**PROBLEM DESCRIPTION**
Set down the material once more, exactly as it appears.

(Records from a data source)
■ ■ ■ ■ ■ ■ ■
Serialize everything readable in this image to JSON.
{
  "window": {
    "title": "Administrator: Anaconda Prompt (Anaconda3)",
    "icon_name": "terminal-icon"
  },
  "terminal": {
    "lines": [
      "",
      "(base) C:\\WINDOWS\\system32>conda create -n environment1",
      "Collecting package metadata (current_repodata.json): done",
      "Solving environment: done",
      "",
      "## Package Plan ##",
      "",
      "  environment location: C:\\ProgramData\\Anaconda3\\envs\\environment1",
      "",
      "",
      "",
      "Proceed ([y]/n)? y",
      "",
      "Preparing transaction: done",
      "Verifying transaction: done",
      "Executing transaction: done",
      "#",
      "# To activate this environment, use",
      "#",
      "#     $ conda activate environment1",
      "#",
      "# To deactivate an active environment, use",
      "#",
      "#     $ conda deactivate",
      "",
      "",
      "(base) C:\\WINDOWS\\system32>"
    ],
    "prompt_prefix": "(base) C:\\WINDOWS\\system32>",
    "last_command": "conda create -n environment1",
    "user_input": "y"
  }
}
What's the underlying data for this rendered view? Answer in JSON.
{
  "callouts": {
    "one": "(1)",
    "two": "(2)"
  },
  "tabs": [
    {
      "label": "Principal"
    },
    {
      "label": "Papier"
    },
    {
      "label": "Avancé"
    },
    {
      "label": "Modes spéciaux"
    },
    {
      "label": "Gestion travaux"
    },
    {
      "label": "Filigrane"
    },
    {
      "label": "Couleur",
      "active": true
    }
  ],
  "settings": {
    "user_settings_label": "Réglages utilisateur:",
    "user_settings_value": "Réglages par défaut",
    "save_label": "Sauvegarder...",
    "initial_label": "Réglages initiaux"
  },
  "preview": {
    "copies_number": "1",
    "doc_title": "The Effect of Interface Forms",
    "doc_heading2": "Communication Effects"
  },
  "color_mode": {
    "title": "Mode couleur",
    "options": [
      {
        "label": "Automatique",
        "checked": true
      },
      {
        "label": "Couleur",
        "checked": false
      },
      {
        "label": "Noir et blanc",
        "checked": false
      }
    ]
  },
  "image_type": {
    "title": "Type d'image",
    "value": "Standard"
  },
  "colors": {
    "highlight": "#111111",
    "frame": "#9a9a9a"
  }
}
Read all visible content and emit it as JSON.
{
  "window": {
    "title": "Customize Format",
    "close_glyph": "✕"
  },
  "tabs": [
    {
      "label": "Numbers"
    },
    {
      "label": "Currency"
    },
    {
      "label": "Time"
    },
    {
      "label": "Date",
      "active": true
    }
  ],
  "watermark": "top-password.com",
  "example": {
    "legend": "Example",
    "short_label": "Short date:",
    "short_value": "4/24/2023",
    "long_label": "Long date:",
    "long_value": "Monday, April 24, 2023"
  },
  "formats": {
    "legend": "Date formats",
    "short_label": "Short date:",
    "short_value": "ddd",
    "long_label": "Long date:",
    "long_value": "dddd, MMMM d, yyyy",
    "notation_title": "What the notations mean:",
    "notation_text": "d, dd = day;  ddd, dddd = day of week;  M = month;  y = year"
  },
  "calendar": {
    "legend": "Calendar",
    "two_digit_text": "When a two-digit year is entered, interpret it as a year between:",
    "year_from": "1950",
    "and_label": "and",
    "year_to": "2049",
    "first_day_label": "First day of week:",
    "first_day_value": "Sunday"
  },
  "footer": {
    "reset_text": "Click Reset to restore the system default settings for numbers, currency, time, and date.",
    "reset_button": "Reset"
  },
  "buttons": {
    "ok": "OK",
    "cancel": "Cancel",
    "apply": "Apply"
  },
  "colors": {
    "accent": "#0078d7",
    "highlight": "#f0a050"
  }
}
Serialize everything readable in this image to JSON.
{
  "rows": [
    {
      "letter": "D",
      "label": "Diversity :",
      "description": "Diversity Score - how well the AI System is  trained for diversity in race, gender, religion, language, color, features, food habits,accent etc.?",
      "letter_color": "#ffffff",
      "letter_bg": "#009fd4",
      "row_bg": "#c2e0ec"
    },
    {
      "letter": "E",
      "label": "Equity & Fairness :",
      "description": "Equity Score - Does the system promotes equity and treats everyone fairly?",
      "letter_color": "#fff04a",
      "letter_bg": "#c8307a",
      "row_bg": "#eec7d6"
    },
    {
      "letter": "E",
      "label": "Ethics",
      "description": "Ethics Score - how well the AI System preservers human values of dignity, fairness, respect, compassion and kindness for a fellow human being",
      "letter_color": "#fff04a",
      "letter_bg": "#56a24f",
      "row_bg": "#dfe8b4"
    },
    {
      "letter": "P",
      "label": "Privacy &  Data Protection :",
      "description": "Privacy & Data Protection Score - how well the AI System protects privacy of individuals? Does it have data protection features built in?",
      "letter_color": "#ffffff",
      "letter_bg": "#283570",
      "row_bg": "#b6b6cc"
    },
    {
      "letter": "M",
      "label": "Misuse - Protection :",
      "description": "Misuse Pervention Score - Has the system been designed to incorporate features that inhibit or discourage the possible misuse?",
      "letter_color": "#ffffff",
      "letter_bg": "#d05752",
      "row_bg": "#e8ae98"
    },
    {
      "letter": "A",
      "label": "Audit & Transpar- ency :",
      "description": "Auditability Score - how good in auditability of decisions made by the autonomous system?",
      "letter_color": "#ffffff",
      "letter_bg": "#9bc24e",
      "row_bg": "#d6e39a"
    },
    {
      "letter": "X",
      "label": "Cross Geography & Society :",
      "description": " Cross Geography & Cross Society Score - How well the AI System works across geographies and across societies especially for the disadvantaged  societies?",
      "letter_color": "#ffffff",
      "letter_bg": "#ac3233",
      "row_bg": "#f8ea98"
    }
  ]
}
■ ■ ■ ■ ■ ■ ■
**ANSWER TO THE PROBLEM**
Serialize everything readable in this image to JSON.
{
  "window": {
    "title": "Administrator: Anaconda Prompt (Anaconda3)",
    "icon_name": "terminal-icon"
  },
  "terminal": {
    "lines": [
      "",
      "(base) C:\\WINDOWS\\system32>conda create -n environment1",
      "Collecting package metadata (current_repodata.json): done",
      "Solving environment: done",
      "",
      "## Package Plan ##",
      "",
      "  environment location: C:\\ProgramData\\Anaconda3\\envs\\environment1",
      "",
      "",
      "",
      "Proceed ([y]/n)? y",
      "",
      "Preparing transaction: done",
      "Verifying transaction: done",
      "Executing transaction: done",
      "#",
      "# To activate this environment, use",
      "#",
      "#     $ conda activate environment1",
      "#",
      "# To deactivate an active environment, use",
      "#",
      "#     $ conda deactivate",
      "",
      "",
      "(base) C:\\WINDOWS\\system32>"
    ],
    "prompt_prefix": "(base) C:\\WINDOWS\\system32>",
    "last_command": "conda create -n environment1",
    "user_input": "y"
  }
}
What's the underlying data for this rendered view? Answer in JSON.
{
  "callouts": {
    "one": "(1)",
    "two": "(2)"
  },
  "tabs": [
    {
      "label": "Principal"
    },
    {
      "label": "Papier"
    },
    {
      "label": "Avancé"
    },
    {
      "label": "Modes spéciaux"
    },
    {
      "label": "Gestion travaux"
    },
    {
      "label": "Filigrane"
    },
    {
      "label": "Couleur",
      "active": true
    }
  ],
  "settings": {
    "user_settings_label": "Réglages utilisateur:",
    "user_settings_value": "Réglages par défaut",
    "save_label": "Sauvegarder...",
    "initial_label": "Réglages initiaux"
  },
  "preview": {
    "copies_number": "1",
    "doc_title": "The Effect of Interface Forms",
    "doc_heading2": "Communication Effects"
  },
  "color_mode": {
    "title": "Mode couleur",
    "options": [
      {
        "label": "Automatique",
        "checked": true
      },
      {
        "label": "Couleur",
        "checked": false
      },
      {
        "label": "Noir et blanc",
        "checked": false
      }
    ]
  },
  "image_type": {
    "title": "Type d'image",
    "value": "Standard"
  },
  "colors": {
    "highlight": "#111111",
    "frame": "#9a9a9a"
  }
}
Read all visible content and emit it as JSON.
{
  "window": {
    "title": "Customize Format",
    "close_glyph": "✕"
  },
  "tabs": [
    {
      "label": "Numbers"
    },
    {
      "label": "Currency"
    },
    {
      "label": "Time"
    },
    {
      "label": "Date",
      "active": true
    }
  ],
  "watermark": "top-password.com",
  "example": {
    "legend": "Example",
    "short_label": "Short date:",
    "short_value": "4/24/2023",
    "long_label": "Long date:",
    "long_value": "Monday, April 24, 2023"
  },
  "formats": {
    "legend": "Date formats",
    "short_label": "Short date:",
    "short_value": "ddd",
    "long_label": "Long date:",
    "long_value": "dddd, MMMM d, yyyy",
    "notation_title": "What the notations mean:",
    "notation_text": "d, dd = day;  ddd, dddd = day of week;  M = month;  y = year"
  },
  "calendar": {
    "legend": "Calendar",
    "two_digit_text": "When a two-digit year is entered, interpret it as a year between:",
    "year_from": "1950",
    "and_label": "and",
    "year_to": "2049",
    "first_day_label": "First day of week:",
    "first_day_value": "Sunday"
  },
  "footer": {
    "reset_text": "Click Reset to restore the system default settings for numbers, currency, time, and date.",
    "reset_button": "Reset"
  },
  "buttons": {
    "ok": "OK",
    "cancel": "Cancel",
    "apply": "Apply"
  },
  "colors": {
    "accent": "#0078d7",
    "highlight": "#f0a050"
  }
}
Serialize everything readable in this image to JSON.
{
  "rows": [
    {
      "letter": "D",
      "label": "Diversity :",
      "description": "Diversity Score - how well the AI System is  trained for diversity in race, gender, religion, language, color, features, food habits,accent etc.?",
      "letter_color": "#ffffff",
      "letter_bg": "#009fd4",
      "row_bg": "#c2e0ec"
    },
    {
      "letter": "E",
      "label": "Equity & Fairness :",
      "description": "Equity Score - Does the system promotes equity and treats everyone fairly?",
      "letter_color": "#fff04a",
      "letter_bg": "#c8307a",
      "row_bg": "#eec7d6"
    },
    {
      "letter": "E",
      "label": "Ethics",
      "description": "Ethics Score - how well the AI System preservers human values of dignity, fairness, respect, compassion and kindness for a fellow human being",
      "letter_color": "#fff04a",
      "letter_bg": "#56a24f",
      "row_bg": "#dfe8b4"
    },
    {
      "letter": "P",
      "label": "Privacy &  Data Protection :",
      "description": "Privacy & Data Protection Score - how well the AI System protects privacy of individuals? Does it have data protection features built in?",
      "letter_color": "#ffffff",
      "letter_bg": "#283570",
      "row_bg": "#b6b6cc"
    },
    {
      "letter": "M",
      "label": "Misuse - Protection :",
      "description": "Misuse Pervention Score - Has the system been designed to incorporate features that inhibit or discourage the possible misuse?",
      "letter_color": "#ffffff",
      "letter_bg": "#d05752",
      "row_bg": "#e8ae98"
    },
    {
      "letter": "A",
      "label": "Audit & Transpar- ency :",
      "description": "Auditability Score - how good in auditability of decisions made by the autonomous system?",
      "letter_color": "#ffffff",
      "letter_bg": "#9bc24e",
      "row_bg": "#d6e39a"
    },
    {
      "letter": "X",
      "label": "Cross Geography & Society :",
      "description": " Cross Geography & Cross Society Score - How well the AI System works across geographies and across societies especially for the disadvantaged  societies?",
      "letter_color": "#ffffff",
      "letter_bg": "#ac3233",
      "row_bg": "#f8ea98"
    }
  ]
}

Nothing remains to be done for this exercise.